** START RECORDS SUPPLIED **
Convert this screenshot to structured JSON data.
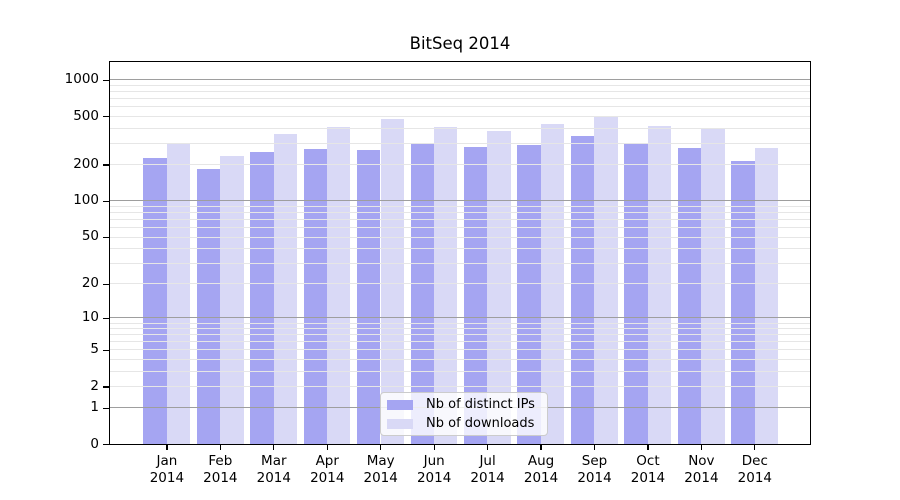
{
  "chart_data": {
    "type": "bar",
    "title": "BitSeq 2014",
    "categories": [
      "Jan",
      "Feb",
      "Mar",
      "Apr",
      "May",
      "Jun",
      "Jul",
      "Aug",
      "Sep",
      "Oct",
      "Nov",
      "Dec"
    ],
    "year_label": "2014",
    "series": [
      {
        "name": "Nb of distinct IPs",
        "color": "#a5a5f2",
        "values": [
          225,
          182,
          254,
          267,
          262,
          301,
          277,
          286,
          343,
          301,
          274,
          211
        ]
      },
      {
        "name": "Nb of downloads",
        "color": "#d9d9f6",
        "values": [
          295,
          235,
          355,
          403,
          472,
          403,
          378,
          426,
          497,
          410,
          391,
          274
        ]
      }
    ],
    "y_ticks": [
      0,
      1,
      2,
      5,
      10,
      20,
      50,
      100,
      200,
      500,
      1000
    ],
    "y_scale": "log10(value+1)",
    "ylim": [
      0,
      1380
    ],
    "xlabel": "",
    "ylabel": "",
    "grid": true,
    "legend_position": "lower-center"
  }
}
** END RECORDS SUPPLIED **
* **EXERCISE**:
Skip the pictures, then retype every line above exactly.

* **RESULT OF THIS TASK**:
Convert this screenshot to structured JSON data.
{
  "chart_data": {
    "type": "bar",
    "title": "BitSeq 2014",
    "categories": [
      "Jan",
      "Feb",
      "Mar",
      "Apr",
      "May",
      "Jun",
      "Jul",
      "Aug",
      "Sep",
      "Oct",
      "Nov",
      "Dec"
    ],
    "year_label": "2014",
    "series": [
      {
        "name": "Nb of distinct IPs",
        "color": "#a5a5f2",
        "values": [
          225,
          182,
          254,
          267,
          262,
          301,
          277,
          286,
          343,
          301,
          274,
          211
        ]
      },
      {
        "name": "Nb of downloads",
        "color": "#d9d9f6",
        "values": [
          295,
          235,
          355,
          403,
          472,
          403,
          378,
          426,
          497,
          410,
          391,
          274
        ]
      }
    ],
    "y_ticks": [
      0,
      1,
      2,
      5,
      10,
      20,
      50,
      100,
      200,
      500,
      1000
    ],
    "y_scale": "log10(value+1)",
    "ylim": [
      0,
      1380
    ],
    "xlabel": "",
    "ylabel": "",
    "grid": true,
    "legend_position": "lower-center"
  }
}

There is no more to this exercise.